*Provided material*.
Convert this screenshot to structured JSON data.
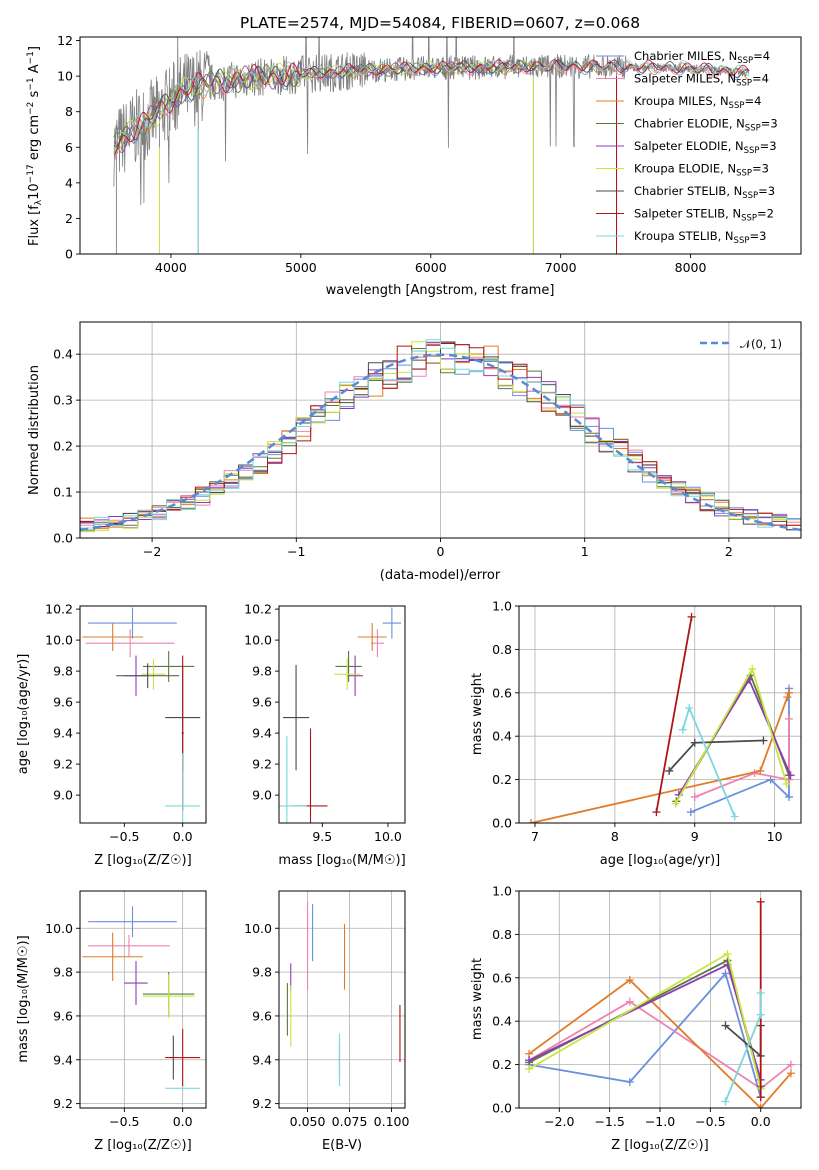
{
  "colors": {
    "chabrier_miles": "#6a8fdc",
    "salpeter_miles": "#ee82b0",
    "kroupa_miles": "#e07b28",
    "chabrier_elodie": "#5a7a3c",
    "salpeter_elodie": "#8e3cb0",
    "kroupa_elodie": "#c8e640",
    "chabrier_stelib": "#4a4a4a",
    "salpeter_stelib": "#b01414",
    "kroupa_stelib": "#7ad8dc",
    "obs_spectrum": "#808080",
    "normal_curve": "#5a8ad6"
  },
  "chart_data": [
    {
      "id": "spectrum",
      "type": "line",
      "title": "PLATE=2574, MJD=54084, FIBERID=0607, z=0.068",
      "xlabel": "wavelength [Angstrom, rest frame]",
      "ylabel_parts": [
        "Flux [f",
        "λ",
        "10",
        "−17",
        " erg cm",
        "−2",
        " s",
        "−1",
        " A",
        "−1",
        "]"
      ],
      "xlim": [
        3300,
        8850
      ],
      "ylim": [
        0,
        12.2
      ],
      "xticks": [
        "4000",
        "5000",
        "6000",
        "7000",
        "8000"
      ],
      "xtick_values": [
        4000,
        5000,
        6000,
        7000,
        8000
      ],
      "yticks": [
        "0",
        "2",
        "4",
        "6",
        "8",
        "10",
        "12"
      ],
      "ytick_values": [
        0,
        2,
        4,
        6,
        8,
        10,
        12
      ],
      "continuum": {
        "x": [
          3560,
          3700,
          3900,
          4000,
          4100,
          4300,
          4600,
          5000,
          5400,
          6000,
          6500,
          7000,
          7500,
          8000,
          8200,
          8450
        ],
        "y": [
          6.0,
          6.9,
          7.9,
          8.6,
          9.2,
          9.6,
          9.9,
          10.1,
          10.3,
          10.45,
          10.5,
          10.55,
          10.5,
          10.45,
          10.3,
          10.2
        ]
      },
      "legend": [
        {
          "label": "Chabrier MILES, N",
          "sub": "SSP",
          "suffix": "=4",
          "key": "chabrier_miles"
        },
        {
          "label": "Salpeter MILES, N",
          "sub": "SSP",
          "suffix": "=4",
          "key": "salpeter_miles"
        },
        {
          "label": "Kroupa MILES, N",
          "sub": "SSP",
          "suffix": "=4",
          "key": "kroupa_miles"
        },
        {
          "label": "Chabrier ELODIE, N",
          "sub": "SSP",
          "suffix": "=3",
          "key": "chabrier_elodie"
        },
        {
          "label": "Salpeter ELODIE, N",
          "sub": "SSP",
          "suffix": "=3",
          "key": "salpeter_elodie"
        },
        {
          "label": "Kroupa ELODIE, N",
          "sub": "SSP",
          "suffix": "=3",
          "key": "kroupa_elodie"
        },
        {
          "label": "Chabrier STELIB, N",
          "sub": "SSP",
          "suffix": "=3",
          "key": "chabrier_stelib"
        },
        {
          "label": "Salpeter STELIB, N",
          "sub": "SSP",
          "suffix": "=2",
          "key": "salpeter_stelib"
        },
        {
          "label": "Kroupa STELIB, N",
          "sub": "SSP",
          "suffix": "=3",
          "key": "kroupa_stelib"
        }
      ]
    },
    {
      "id": "residuals",
      "type": "line",
      "xlabel": "(data-model)/error",
      "ylabel": "Normed distribution",
      "xlim": [
        -2.5,
        2.5
      ],
      "ylim": [
        0,
        0.47
      ],
      "xticks": [
        "−2",
        "−1",
        "0",
        "1",
        "2"
      ],
      "xtick_values": [
        -2,
        -1,
        0,
        1,
        2
      ],
      "yticks": [
        "0.0",
        "0.1",
        "0.2",
        "0.3",
        "0.4"
      ],
      "ytick_values": [
        0,
        0.1,
        0.2,
        0.3,
        0.4
      ],
      "legend_label": "𝒩(0, 1)",
      "bin_width": 0.1,
      "histogram_base": [
        0.03,
        0.032,
        0.035,
        0.038,
        0.045,
        0.055,
        0.066,
        0.078,
        0.092,
        0.108,
        0.126,
        0.145,
        0.166,
        0.188,
        0.212,
        0.236,
        0.26,
        0.284,
        0.306,
        0.328,
        0.347,
        0.364,
        0.378,
        0.389,
        0.397,
        0.4,
        0.397,
        0.389,
        0.378,
        0.364,
        0.347,
        0.328,
        0.306,
        0.284,
        0.26,
        0.236,
        0.212,
        0.188,
        0.166,
        0.145,
        0.126,
        0.108,
        0.092,
        0.078,
        0.066,
        0.055,
        0.045,
        0.038,
        0.035,
        0.032
      ]
    },
    {
      "id": "age_vs_Z",
      "type": "scatter",
      "xlabel": "Z [log₁₀(Z/Z☉)]",
      "ylabel": "age  [log₁₀(age/yr)]",
      "xlim": [
        -0.88,
        0.2
      ],
      "ylim": [
        8.82,
        10.22
      ],
      "xticks": [
        "−0.5",
        "0.0"
      ],
      "xtick_values": [
        -0.5,
        0.0
      ],
      "yticks": [
        "9.0",
        "9.2",
        "9.4",
        "9.6",
        "9.8",
        "10.0",
        "10.2"
      ],
      "ytick_values": [
        9.0,
        9.2,
        9.4,
        9.6,
        9.8,
        10.0,
        10.2
      ],
      "points": [
        {
          "key": "chabrier_miles",
          "x": -0.43,
          "xerr": 0.38,
          "y": 10.11,
          "yerr": 0.1
        },
        {
          "key": "salpeter_miles",
          "x": -0.45,
          "xerr": 0.38,
          "y": 9.98,
          "yerr": 0.09
        },
        {
          "key": "kroupa_miles",
          "x": -0.6,
          "xerr": 0.26,
          "y": 10.02,
          "yerr": 0.09
        },
        {
          "key": "chabrier_elodie",
          "x": -0.12,
          "xerr": 0.22,
          "y": 9.83,
          "yerr": 0.1
        },
        {
          "key": "salpeter_elodie",
          "x": -0.4,
          "xerr": 0.1,
          "y": 9.77,
          "yerr": 0.13
        },
        {
          "key": "kroupa_elodie",
          "x": -0.25,
          "xerr": 0.1,
          "y": 9.78,
          "yerr": 0.1
        },
        {
          "key": "chabrier_stelib",
          "x": -0.3,
          "xerr": 0.27,
          "y": 9.77,
          "yerr": 0.08
        },
        {
          "key": "chabrier_stelib",
          "x": 0.0,
          "xerr": 0.15,
          "y": 9.5,
          "yerr": 0.34
        },
        {
          "key": "salpeter_stelib",
          "x": 0.0,
          "xerr": 0.01,
          "y": 9.4,
          "yerr": 0.5
        },
        {
          "key": "kroupa_stelib",
          "x": 0.0,
          "xerr": 0.15,
          "y": 8.93,
          "yerr": 0.34
        }
      ]
    },
    {
      "id": "age_vs_mass",
      "type": "scatter",
      "xlabel": "mass [log₁₀(M/M☉)]",
      "ylabel": "",
      "xlim": [
        9.17,
        10.13
      ],
      "ylim": [
        8.82,
        10.22
      ],
      "xticks": [
        "9.5",
        "10.0"
      ],
      "xtick_values": [
        9.5,
        10.0
      ],
      "yticks": [
        "9.0",
        "9.2",
        "9.4",
        "9.6",
        "9.8",
        "10.0",
        "10.2"
      ],
      "ytick_values": [
        9.0,
        9.2,
        9.4,
        9.6,
        9.8,
        10.0,
        10.2
      ],
      "points": [
        {
          "key": "chabrier_miles",
          "x": 10.03,
          "xerr": 0.07,
          "y": 10.11,
          "yerr": 0.1
        },
        {
          "key": "salpeter_miles",
          "x": 9.92,
          "xerr": 0.05,
          "y": 9.98,
          "yerr": 0.09
        },
        {
          "key": "kroupa_miles",
          "x": 9.88,
          "xerr": 0.11,
          "y": 10.02,
          "yerr": 0.09
        },
        {
          "key": "chabrier_elodie",
          "x": 9.7,
          "xerr": 0.1,
          "y": 9.83,
          "yerr": 0.1
        },
        {
          "key": "salpeter_elodie",
          "x": 9.75,
          "xerr": 0.06,
          "y": 9.77,
          "yerr": 0.13
        },
        {
          "key": "kroupa_elodie",
          "x": 9.69,
          "xerr": 0.1,
          "y": 9.78,
          "yerr": 0.1
        },
        {
          "key": "chabrier_stelib",
          "x": 9.3,
          "xerr": 0.1,
          "y": 9.5,
          "yerr": 0.34
        },
        {
          "key": "salpeter_stelib",
          "x": 9.41,
          "xerr": 0.13,
          "y": 8.93,
          "yerr": 0.5
        },
        {
          "key": "kroupa_stelib",
          "x": 9.23,
          "xerr": 0.15,
          "y": 8.93,
          "yerr": 0.45
        }
      ]
    },
    {
      "id": "weight_vs_age",
      "type": "line",
      "xlabel": "age  [log₁₀(age/yr)]",
      "ylabel": "mass weight",
      "xlim": [
        6.8,
        10.33
      ],
      "ylim": [
        0,
        1.0
      ],
      "xticks": [
        "7",
        "8",
        "9",
        "10"
      ],
      "xtick_values": [
        7,
        8,
        9,
        10
      ],
      "yticks": [
        "0.0",
        "0.2",
        "0.4",
        "0.6",
        "0.8",
        "1.0"
      ],
      "ytick_values": [
        0,
        0.2,
        0.4,
        0.6,
        0.8,
        1.0
      ],
      "series": [
        {
          "key": "chabrier_miles",
          "x": [
            8.95,
            9.95,
            10.18,
            10.18
          ],
          "y": [
            0.05,
            0.2,
            0.12,
            0.62
          ]
        },
        {
          "key": "salpeter_miles",
          "x": [
            9.0,
            9.75,
            10.18,
            10.18
          ],
          "y": [
            0.12,
            0.23,
            0.2,
            0.48
          ]
        },
        {
          "key": "kroupa_miles",
          "x": [
            6.95,
            9.82,
            10.16,
            10.18
          ],
          "y": [
            0.0,
            0.24,
            0.58,
            0.6
          ]
        },
        {
          "key": "chabrier_elodie",
          "x": [
            8.77,
            9.7,
            10.18
          ],
          "y": [
            0.1,
            0.68,
            0.22
          ]
        },
        {
          "key": "salpeter_elodie",
          "x": [
            8.8,
            9.68,
            10.2
          ],
          "y": [
            0.13,
            0.66,
            0.22
          ]
        },
        {
          "key": "kroupa_elodie",
          "x": [
            8.76,
            9.72,
            10.15
          ],
          "y": [
            0.09,
            0.71,
            0.18
          ]
        },
        {
          "key": "chabrier_stelib",
          "x": [
            8.68,
            9.0,
            9.86
          ],
          "y": [
            0.24,
            0.37,
            0.38
          ]
        },
        {
          "key": "salpeter_stelib",
          "x": [
            8.52,
            8.96
          ],
          "y": [
            0.05,
            0.95
          ]
        },
        {
          "key": "kroupa_stelib",
          "x": [
            8.85,
            8.93,
            9.5
          ],
          "y": [
            0.43,
            0.53,
            0.03
          ]
        }
      ]
    },
    {
      "id": "mass_vs_Z",
      "type": "scatter",
      "xlabel": "Z [log₁₀(Z/Z☉)]",
      "ylabel": "mass [log₁₀(M/M☉)]",
      "xlim": [
        -0.88,
        0.2
      ],
      "ylim": [
        9.18,
        10.17
      ],
      "xticks": [
        "−0.5",
        "0.0"
      ],
      "xtick_values": [
        -0.5,
        0.0
      ],
      "yticks": [
        "9.2",
        "9.4",
        "9.6",
        "9.8",
        "10.0"
      ],
      "ytick_values": [
        9.2,
        9.4,
        9.6,
        9.8,
        10.0
      ],
      "points": [
        {
          "key": "chabrier_miles",
          "x": -0.43,
          "xerr": 0.38,
          "y": 10.03,
          "yerr": 0.07
        },
        {
          "key": "salpeter_miles",
          "x": -0.46,
          "xerr": 0.35,
          "y": 9.92,
          "yerr": 0.05
        },
        {
          "key": "kroupa_miles",
          "x": -0.6,
          "xerr": 0.26,
          "y": 9.87,
          "yerr": 0.11
        },
        {
          "key": "salpeter_elodie",
          "x": -0.4,
          "xerr": 0.1,
          "y": 9.75,
          "yerr": 0.1
        },
        {
          "key": "chabrier_elodie",
          "x": -0.12,
          "xerr": 0.22,
          "y": 9.7,
          "yerr": 0.1
        },
        {
          "key": "kroupa_elodie",
          "x": -0.12,
          "xerr": 0.22,
          "y": 9.69,
          "yerr": 0.1
        },
        {
          "key": "chabrier_stelib",
          "x": -0.08,
          "xerr": 0.01,
          "y": 9.41,
          "yerr": 0.1
        },
        {
          "key": "salpeter_stelib",
          "x": 0.0,
          "xerr": 0.15,
          "y": 9.41,
          "yerr": 0.13
        },
        {
          "key": "kroupa_stelib",
          "x": 0.0,
          "xerr": 0.15,
          "y": 9.27,
          "yerr": 0.01
        }
      ]
    },
    {
      "id": "mass_vs_ebv",
      "type": "scatter",
      "xlabel": "E(B-V)",
      "ylabel": "",
      "xlim": [
        0.033,
        0.108
      ],
      "ylim": [
        9.18,
        10.17
      ],
      "xticks": [
        "0.050",
        "0.075",
        "0.100"
      ],
      "xtick_values": [
        0.05,
        0.075,
        0.1
      ],
      "yticks": [
        "9.2",
        "9.4",
        "9.6",
        "9.8",
        "10.0"
      ],
      "ytick_values": [
        9.2,
        9.4,
        9.6,
        9.8,
        10.0
      ],
      "points": [
        {
          "key": "chabrier_miles",
          "x": 0.053,
          "xerr": 0,
          "y": 9.98,
          "yerr": 0.13
        },
        {
          "key": "salpeter_miles",
          "x": 0.05,
          "xerr": 0,
          "y": 9.92,
          "yerr": 0.2
        },
        {
          "key": "kroupa_miles",
          "x": 0.072,
          "xerr": 0,
          "y": 9.87,
          "yerr": 0.15
        },
        {
          "key": "salpeter_elodie",
          "x": 0.04,
          "xerr": 0,
          "y": 9.78,
          "yerr": 0.06
        },
        {
          "key": "chabrier_elodie",
          "x": 0.038,
          "xerr": 0,
          "y": 9.63,
          "yerr": 0.12
        },
        {
          "key": "kroupa_elodie",
          "x": 0.04,
          "xerr": 0,
          "y": 9.6,
          "yerr": 0.14
        },
        {
          "key": "chabrier_stelib",
          "x": 0.069,
          "xerr": 0,
          "y": 9.4,
          "yerr": 0.08
        },
        {
          "key": "kroupa_stelib",
          "x": 0.069,
          "xerr": 0,
          "y": 9.4,
          "yerr": 0.12
        },
        {
          "key": "salpeter_stelib",
          "x": 0.105,
          "xerr": 0,
          "y": 9.52,
          "yerr": 0.13
        }
      ]
    },
    {
      "id": "weight_vs_Z",
      "type": "line",
      "xlabel": "Z [log₁₀(Z/Z☉)]",
      "ylabel": "mass weight",
      "xlim": [
        -2.4,
        0.4
      ],
      "ylim": [
        0,
        1.0
      ],
      "xticks": [
        "−2.0",
        "−1.5",
        "−1.0",
        "−0.5",
        "0.0"
      ],
      "xtick_values": [
        -2.0,
        -1.5,
        -1.0,
        -0.5,
        0.0
      ],
      "yticks": [
        "0.0",
        "0.2",
        "0.4",
        "0.6",
        "0.8",
        "1.0"
      ],
      "ytick_values": [
        0,
        0.2,
        0.4,
        0.6,
        0.8,
        1.0
      ],
      "series": [
        {
          "key": "chabrier_miles",
          "x": [
            -2.3,
            -1.3,
            -0.35,
            0.0
          ],
          "y": [
            0.2,
            0.12,
            0.62,
            0.05
          ]
        },
        {
          "key": "salpeter_miles",
          "x": [
            -2.3,
            -1.3,
            0.0,
            0.3
          ],
          "y": [
            0.22,
            0.49,
            0.09,
            0.2
          ]
        },
        {
          "key": "kroupa_miles",
          "x": [
            -2.3,
            -1.3,
            0.0,
            0.3
          ],
          "y": [
            0.25,
            0.59,
            0.0,
            0.16
          ]
        },
        {
          "key": "chabrier_elodie",
          "x": [
            -2.3,
            -0.33,
            0.0
          ],
          "y": [
            0.21,
            0.68,
            0.1
          ]
        },
        {
          "key": "salpeter_elodie",
          "x": [
            -2.3,
            -0.33,
            0.0
          ],
          "y": [
            0.22,
            0.66,
            0.13
          ]
        },
        {
          "key": "kroupa_elodie",
          "x": [
            -2.3,
            -0.33,
            0.0
          ],
          "y": [
            0.18,
            0.71,
            0.09
          ]
        },
        {
          "key": "chabrier_stelib",
          "x": [
            -0.35,
            0.0,
            0.0
          ],
          "y": [
            0.38,
            0.24,
            0.38
          ]
        },
        {
          "key": "salpeter_stelib",
          "x": [
            0.0,
            0.0
          ],
          "y": [
            0.05,
            0.95
          ]
        },
        {
          "key": "kroupa_stelib",
          "x": [
            -0.35,
            0.0,
            0.0
          ],
          "y": [
            0.03,
            0.43,
            0.53
          ]
        }
      ]
    }
  ]
}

*What you should do*.
Filter the entries above down to the lines containing the word "xlabel".

*Final result*.
      "xlabel": "wavelength [Angstrom, rest frame]",
      "xlabel": "(data-model)/error",
      "xlabel": "Z [log₁₀(Z/Z☉)]",
      "xlabel": "mass [log₁₀(M/M☉)]",
      "xlabel": "age  [log₁₀(age/yr)]",
      "xlabel": "Z [log₁₀(Z/Z☉)]",
      "xlabel": "E(B-V)",
      "xlabel": "Z [log₁₀(Z/Z☉)]",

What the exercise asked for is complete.